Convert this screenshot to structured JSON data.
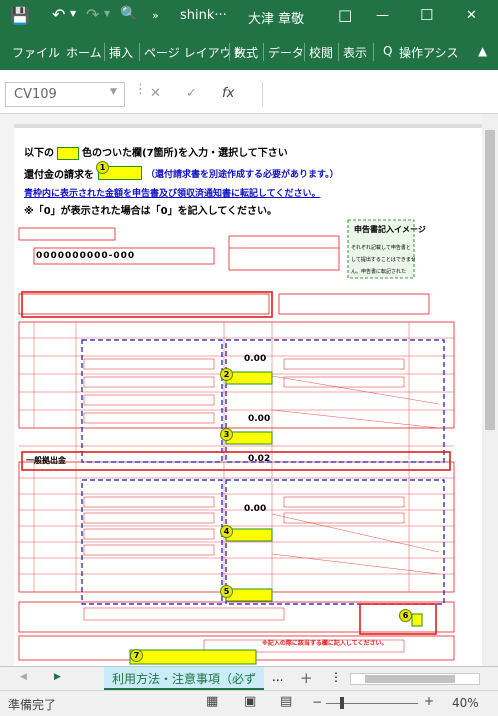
{
  "window": {
    "title": "shink···",
    "user": "大津 章敬",
    "ribbon_display_glyph": "□",
    "minimize_glyph": "—",
    "maximize_glyph": "☐",
    "close_glyph": "✕",
    "accent": "#217346"
  },
  "ribbon": {
    "tabs": [
      "ファイル",
      "ホーム",
      "挿入",
      "ページ レイアウト",
      "数式",
      "データ",
      "校閲",
      "表示"
    ],
    "tell_me": "操作アシス",
    "tell_me_glyph": "Q"
  },
  "formula_bar": {
    "name_box": "CV109",
    "cancel_glyph": "✕",
    "enter_glyph": "✓",
    "fx_glyph": "fx"
  },
  "sheet": {
    "instruction_1_prefix": "以下の",
    "instruction_1_suffix": "色のついた欄(7箇所)を入力・選択して下さい",
    "instruction_2_prefix": "還付金の請求を",
    "instruction_2_note": "（還付請求書を別途作成する必要があります。）",
    "instruction_3": "青枠内に表示された金額を申告書及び領収済通知書に転記してください。",
    "instruction_4": "※「0」が表示された場合は「0」を記入してください。",
    "callout_title": "申告書記入イメージ",
    "callout_lines": [
      "それぞれ記載して申告書と",
      "して提出することはできませ",
      "ん。申告書に転記された"
    ],
    "section_a_label": "一般拠出金",
    "value_1": "0.00",
    "value_2": "0.00",
    "value_3": "0.02",
    "value_4": "0.00",
    "circled_numbers": [
      "1",
      "2",
      "3",
      "4",
      "5",
      "6",
      "7"
    ],
    "red_note": "※記入の際に該当する欄に記入してください。"
  },
  "sheet_tabs": {
    "active_tab": "利用方法・注意事項（必ず",
    "more": "...",
    "add_glyph": "+",
    "prev_glyph": "◀",
    "next_glyph": "▶"
  },
  "status": {
    "ready": "準備完了",
    "zoom_minus": "−",
    "zoom_plus": "+",
    "zoom": "40%"
  }
}
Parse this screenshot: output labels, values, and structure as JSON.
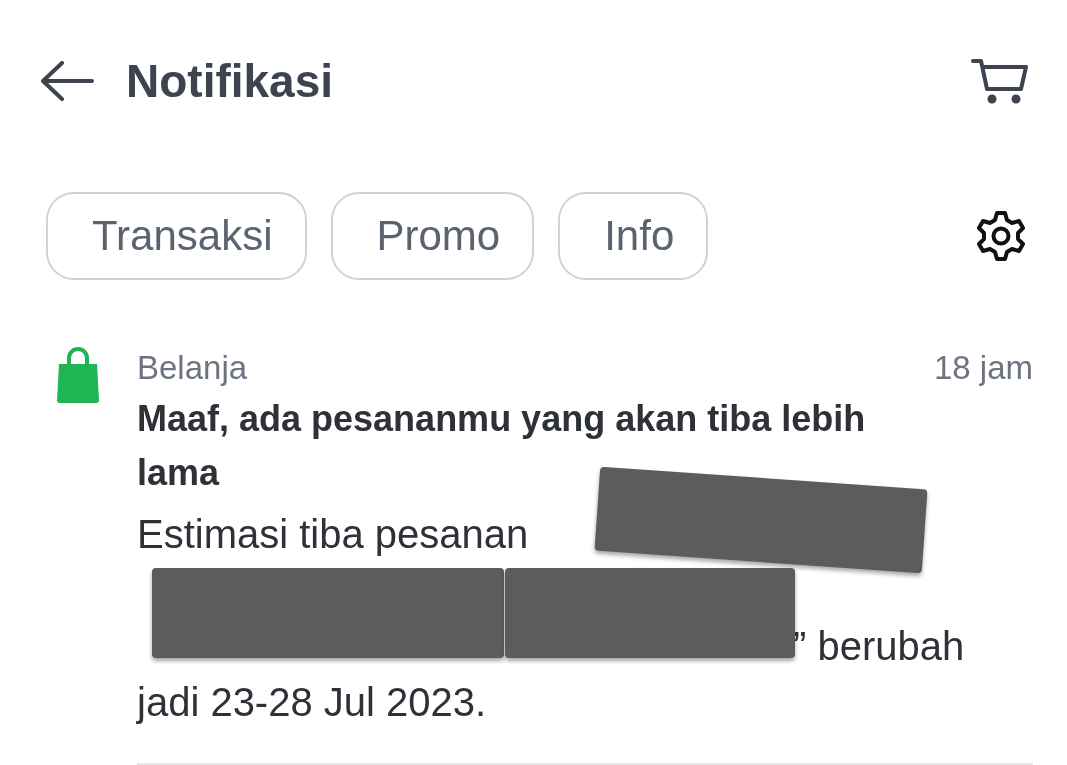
{
  "header": {
    "title": "Notifikasi"
  },
  "tabs": [
    {
      "label": "Transaksi",
      "selected": false
    },
    {
      "label": "Promo",
      "selected": false
    },
    {
      "label": "Info",
      "selected": false
    }
  ],
  "notification": {
    "category": "Belanja",
    "time": "18 jam",
    "title": "Maaf, ada pesananmu yang akan tiba lebih lama",
    "body_lines": [
      {
        "kind": "text",
        "text": "Estimasi tiba pesanan"
      },
      {
        "kind": "hidden"
      },
      {
        "kind": "after-redaction",
        "text": "” berubah"
      },
      {
        "kind": "text",
        "text": "jadi 23-28 Jul 2023."
      }
    ]
  }
}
◇ ◇ ◇ ◇ ◇
-- What you will do --
Determine how many lines include the string "text". Give no answer but the number.

-- Finished exercise --
5